> [WHAT THIS TASK INVOLVES]
Please swap every occurrence of "Host Guardian Service Settings" in the records for "Guardian Settings" and give all the lines back otherwise unchanged, leaving out the pictures.

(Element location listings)
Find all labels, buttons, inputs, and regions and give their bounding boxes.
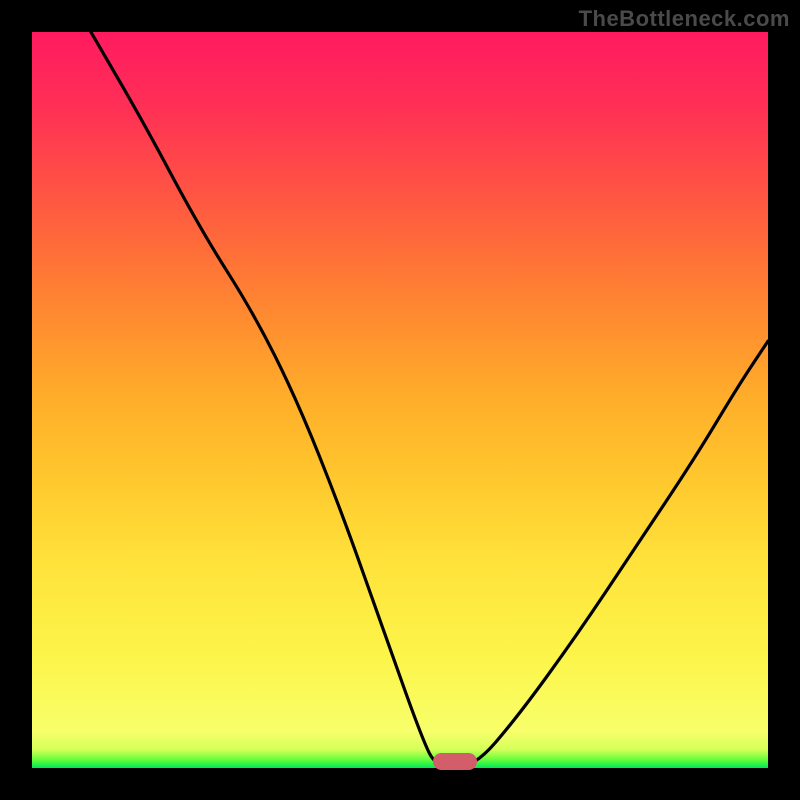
plot-area [32,32,768,768]
watermark-text: TheBottleneck.com [579,6,790,32]
chart-frame: TheBottleneck.com [0,0,800,800]
optimal-marker [433,753,477,770]
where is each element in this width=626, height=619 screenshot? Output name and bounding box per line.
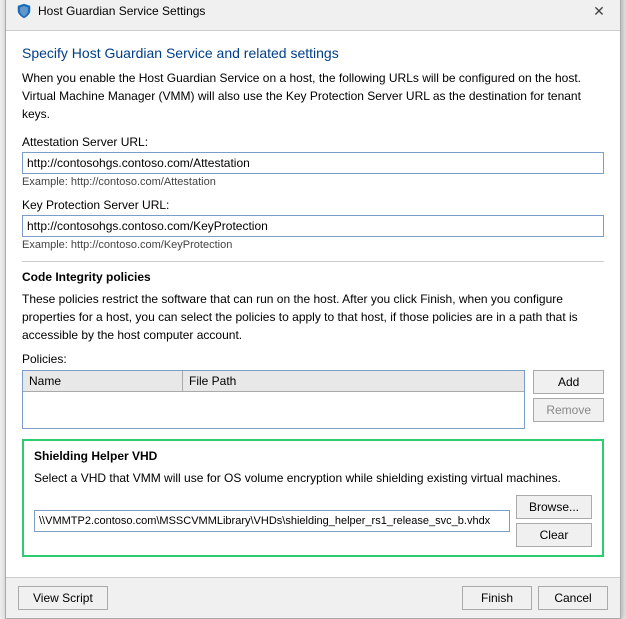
browse-button[interactable]: Browse... (516, 495, 592, 519)
shielding-title: Shielding Helper VHD (34, 449, 592, 463)
title-bar: Host Guardian Service Settings ✕ (6, 0, 620, 31)
dialog-body: Specify Host Guardian Service and relate… (6, 31, 620, 577)
shielding-description: Select a VHD that VMM will use for OS vo… (34, 469, 592, 487)
attestation-example: Example: http://contoso.com/Attestation (22, 176, 604, 188)
shielding-row: Browse... Clear (34, 495, 592, 547)
dialog-heading: Specify Host Guardian Service and relate… (22, 45, 604, 61)
dialog-footer: View Script Finish Cancel (6, 577, 620, 618)
policies-buttons: Add Remove (533, 370, 604, 429)
view-script-button[interactable]: View Script (18, 586, 108, 610)
key-protection-example: Example: http://contoso.com/KeyProtectio… (22, 239, 604, 251)
attestation-label: Attestation Server URL: (22, 135, 604, 149)
code-integrity-description: These policies restrict the software tha… (22, 290, 604, 344)
shielding-section: Shielding Helper VHD Select a VHD that V… (22, 439, 604, 557)
dialog-window: Host Guardian Service Settings ✕ Specify… (5, 0, 621, 619)
dialog-description: When you enable the Host Guardian Servic… (22, 69, 604, 123)
policies-table: Name File Path (22, 370, 525, 429)
add-button[interactable]: Add (533, 370, 604, 394)
shield-icon (16, 3, 32, 19)
attestation-input[interactable] (22, 152, 604, 174)
shielding-action-buttons: Browse... Clear (516, 495, 592, 547)
cancel-button[interactable]: Cancel (538, 586, 608, 610)
policies-area: Name File Path Add Remove (22, 370, 604, 429)
policies-table-body (23, 392, 524, 428)
remove-button[interactable]: Remove (533, 398, 604, 422)
policies-table-header: Name File Path (23, 371, 524, 392)
key-protection-label: Key Protection Server URL: (22, 198, 604, 212)
footer-right-buttons: Finish Cancel (462, 586, 608, 610)
key-protection-input[interactable] (22, 215, 604, 237)
col-name-header: Name (23, 371, 183, 391)
separator (22, 261, 604, 262)
shielding-vhd-input[interactable] (34, 510, 510, 532)
col-path-header: File Path (183, 371, 524, 391)
close-button[interactable]: ✕ (588, 0, 610, 22)
code-integrity-title: Code Integrity policies (22, 270, 604, 284)
window-title: Host Guardian Service Settings (38, 4, 205, 18)
clear-button[interactable]: Clear (516, 523, 592, 547)
finish-button[interactable]: Finish (462, 586, 532, 610)
policies-label: Policies: (22, 352, 604, 366)
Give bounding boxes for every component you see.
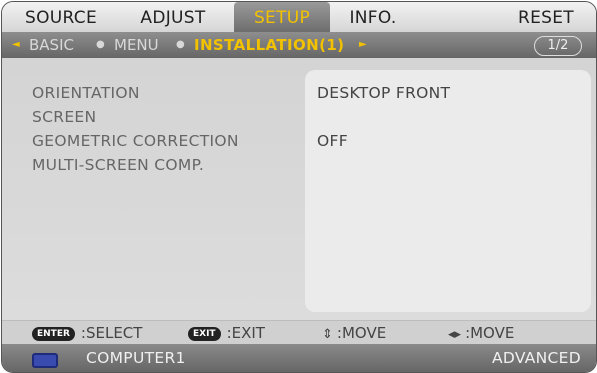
up-down-arrow-icon: ⇕ [322, 327, 333, 342]
menu-window: SOURCE ADJUST SETUP INFO. RESET ◄ BASIC … [1, 1, 597, 373]
menu-tabs: SOURCE ADJUST SETUP INFO. RESET [2, 2, 596, 32]
status-bar: COMPUTER1 ADVANCED [2, 344, 596, 372]
tab-source[interactable]: SOURCE [12, 2, 110, 32]
help-move-horizontal-text: :MOVE [465, 324, 515, 342]
page-indicator: 1/2 [534, 36, 582, 56]
computer-input-icon [32, 353, 58, 368]
current-source: COMPUTER1 [86, 349, 186, 367]
sub-tab-basic[interactable]: BASIC [29, 32, 74, 58]
sub-tab-installation[interactable]: INSTALLATION(1) [194, 32, 344, 58]
setting-orientation[interactable]: ORIENTATION [32, 84, 140, 102]
help-move-vertical-text: :MOVE [336, 324, 387, 342]
enter-key-icon: ENTER [32, 326, 75, 341]
tab-info[interactable]: INFO. [338, 2, 408, 32]
sub-nav-right-arrow-icon[interactable]: ► [359, 32, 367, 58]
help-select-text: :SELECT [80, 324, 143, 342]
geometric-correction-value: OFF [317, 132, 348, 150]
sub-nav-left-arrow-icon[interactable]: ◄ [12, 32, 20, 58]
setting-multi-screen-comp[interactable]: MULTI-SCREEN COMP. [32, 156, 204, 174]
menu-mode: ADVANCED [491, 349, 581, 367]
tab-setup[interactable]: SETUP [234, 2, 330, 32]
help-bar: ENTER:SELECT EXIT:EXIT ⇕:MOVE ◂▸:MOVE [2, 320, 596, 345]
help-select: ENTER :SELECT [32, 321, 142, 345]
setting-geometric-correction[interactable]: GEOMETRIC CORRECTION [32, 132, 239, 150]
sub-navigation: ◄ BASIC ● MENU ● INSTALLATION(1) ► 1/2 [2, 32, 596, 58]
settings-area: ORIENTATION SCREEN GEOMETRIC CORRECTION … [2, 58, 596, 320]
separator-dot-icon: ● [176, 39, 185, 50]
values-panel: DESKTOP FRONT OFF [305, 70, 591, 312]
setting-screen[interactable]: SCREEN [32, 108, 96, 126]
orientation-value: DESKTOP FRONT [317, 84, 451, 102]
exit-key-icon: EXIT [188, 326, 221, 341]
separator-dot-icon: ● [96, 39, 105, 50]
help-exit: EXIT :EXIT [188, 321, 265, 345]
tab-reset[interactable]: RESET [508, 2, 584, 32]
left-right-arrow-icon: ◂▸ [448, 327, 462, 342]
help-exit-text: :EXIT [226, 324, 265, 342]
tab-adjust[interactable]: ADJUST [122, 2, 224, 32]
sub-tab-menu[interactable]: MENU [114, 32, 159, 58]
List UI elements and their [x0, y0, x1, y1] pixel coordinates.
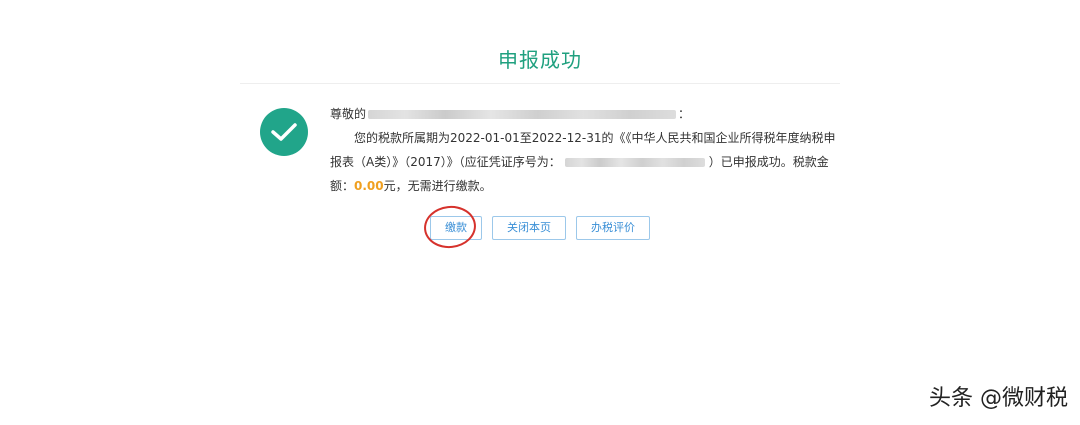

> [WRITTEN ANSWER]
Find all labels, buttons, inputs, and regions and give their bounding boxes.
plot-area [32,32,768,768]
watermark-text: TheBottleneck.com [579,6,790,32]
chart-frame: TheBottleneck.com [0,0,800,800]
optimal-marker [433,753,477,770]
where is each element in this width=626, height=619 screenshot? Output name and bounding box per line.
browse-button[interactable]: Browse... (516, 495, 592, 519)
shielding-title: Shielding Helper VHD (34, 449, 592, 463)
title-bar: Guardian Settings ✕ (6, 0, 620, 31)
dialog-body: Specify Host Guardian Service and relate… (6, 31, 620, 577)
shielding-description: Select a VHD that VMM will use for OS vo… (34, 469, 592, 487)
attestation-example: Example: http://contoso.com/Attestation (22, 176, 604, 188)
shielding-row: Browse... Clear (34, 495, 592, 547)
dialog-heading: Specify Host Guardian Service and relate… (22, 45, 604, 61)
dialog-footer: View Script Finish Cancel (6, 577, 620, 618)
policies-buttons: Add Remove (533, 370, 604, 429)
view-script-button[interactable]: View Script (18, 586, 108, 610)
key-protection-example: Example: http://contoso.com/KeyProtectio… (22, 239, 604, 251)
attestation-label: Attestation Server URL: (22, 135, 604, 149)
code-integrity-description: These policies restrict the software tha… (22, 290, 604, 344)
shielding-section: Shielding Helper VHD Select a VHD that V… (22, 439, 604, 557)
dialog-window: Guardian Settings ✕ Specify… (5, 0, 621, 619)
dialog-description: When you enable the Host Guardian Servic… (22, 69, 604, 123)
policies-table: Name File Path (22, 370, 525, 429)
add-button[interactable]: Add (533, 370, 604, 394)
shield-icon (16, 3, 32, 19)
attestation-input[interactable] (22, 152, 604, 174)
shielding-action-buttons: Browse... Clear (516, 495, 592, 547)
cancel-button[interactable]: Cancel (538, 586, 608, 610)
policies-area: Name File Path Add Remove (22, 370, 604, 429)
policies-table-body (23, 392, 524, 428)
remove-button[interactable]: Remove (533, 398, 604, 422)
policies-table-header: Name File Path (23, 371, 524, 392)
key-protection-label: Key Protection Server URL: (22, 198, 604, 212)
footer-right-buttons: Finish Cancel (462, 586, 608, 610)
key-protection-input[interactable] (22, 215, 604, 237)
col-name-header: Name (23, 371, 183, 391)
separator (22, 261, 604, 262)
shielding-vhd-input[interactable] (34, 510, 510, 532)
col-path-header: File Path (183, 371, 524, 391)
close-button[interactable]: ✕ (588, 0, 610, 22)
code-integrity-title: Code Integrity policies (22, 270, 604, 284)
window-title: Guardian Settings (38, 4, 205, 18)
clear-button[interactable]: Clear (516, 523, 592, 547)
finish-button[interactable]: Finish (462, 586, 532, 610)
policies-label: Policies: (22, 352, 604, 366)
Give bounding boxes for every component you see.
up-down-arrow-icon: ⇕ [322, 327, 333, 342]
menu-window: SOURCE ADJUST SETUP INFO. RESET ◄ BASIC … [1, 1, 597, 373]
menu-tabs: SOURCE ADJUST SETUP INFO. RESET [2, 2, 596, 32]
status-bar: COMPUTER1 ADVANCED [2, 344, 596, 372]
tab-source[interactable]: SOURCE [12, 2, 110, 32]
help-move-horizontal-text: :MOVE [465, 324, 515, 342]
page-indicator: 1/2 [534, 36, 582, 56]
computer-input-icon [32, 353, 58, 368]
current-source: COMPUTER1 [86, 349, 186, 367]
sub-tab-basic[interactable]: BASIC [29, 32, 74, 58]
sub-tab-installation[interactable]: INSTALLATION(1) [194, 32, 344, 58]
setting-orientation[interactable]: ORIENTATION [32, 84, 140, 102]
help-move-vertical-text: :MOVE [336, 324, 387, 342]
enter-key-icon: ENTER [32, 326, 75, 341]
tab-info[interactable]: INFO. [338, 2, 408, 32]
sub-nav-right-arrow-icon[interactable]: ► [359, 32, 367, 58]
help-select-text: :SELECT [80, 324, 143, 342]
geometric-correction-value: OFF [317, 132, 348, 150]
sub-nav-left-arrow-icon[interactable]: ◄ [12, 32, 20, 58]
setting-multi-screen-comp[interactable]: MULTI-SCREEN COMP. [32, 156, 204, 174]
menu-mode: ADVANCED [491, 349, 581, 367]
tab-setup[interactable]: SETUP [234, 2, 330, 32]
help-bar: ENTER:SELECT EXIT:EXIT ⇕:MOVE ◂▸:MOVE [2, 320, 596, 345]
help-select: ENTER :SELECT [32, 321, 142, 345]
setting-geometric-correction[interactable]: GEOMETRIC CORRECTION [32, 132, 239, 150]
sub-navigation: ◄ BASIC ● MENU ● INSTALLATION(1) ► 1/2 [2, 32, 596, 58]
settings-area: ORIENTATION SCREEN GEOMETRIC CORRECTION … [2, 58, 596, 320]
separator-dot-icon: ● [176, 39, 185, 50]
values-panel: DESKTOP FRONT OFF [305, 70, 591, 312]
setting-screen[interactable]: SCREEN [32, 108, 96, 126]
orientation-value: DESKTOP FRONT [317, 84, 451, 102]
exit-key-icon: EXIT [188, 326, 221, 341]
separator-dot-icon: ● [96, 39, 105, 50]
help-exit: EXIT :EXIT [188, 321, 265, 345]
tab-reset[interactable]: RESET [508, 2, 584, 32]
left-right-arrow-icon: ◂▸ [448, 327, 462, 342]
help-exit-text: :EXIT [226, 324, 265, 342]
tab-adjust[interactable]: ADJUST [122, 2, 224, 32]
sub-tab-menu[interactable]: MENU [114, 32, 159, 58]
List UI elements and their [x0, y0, x1, y1] pixel coordinates.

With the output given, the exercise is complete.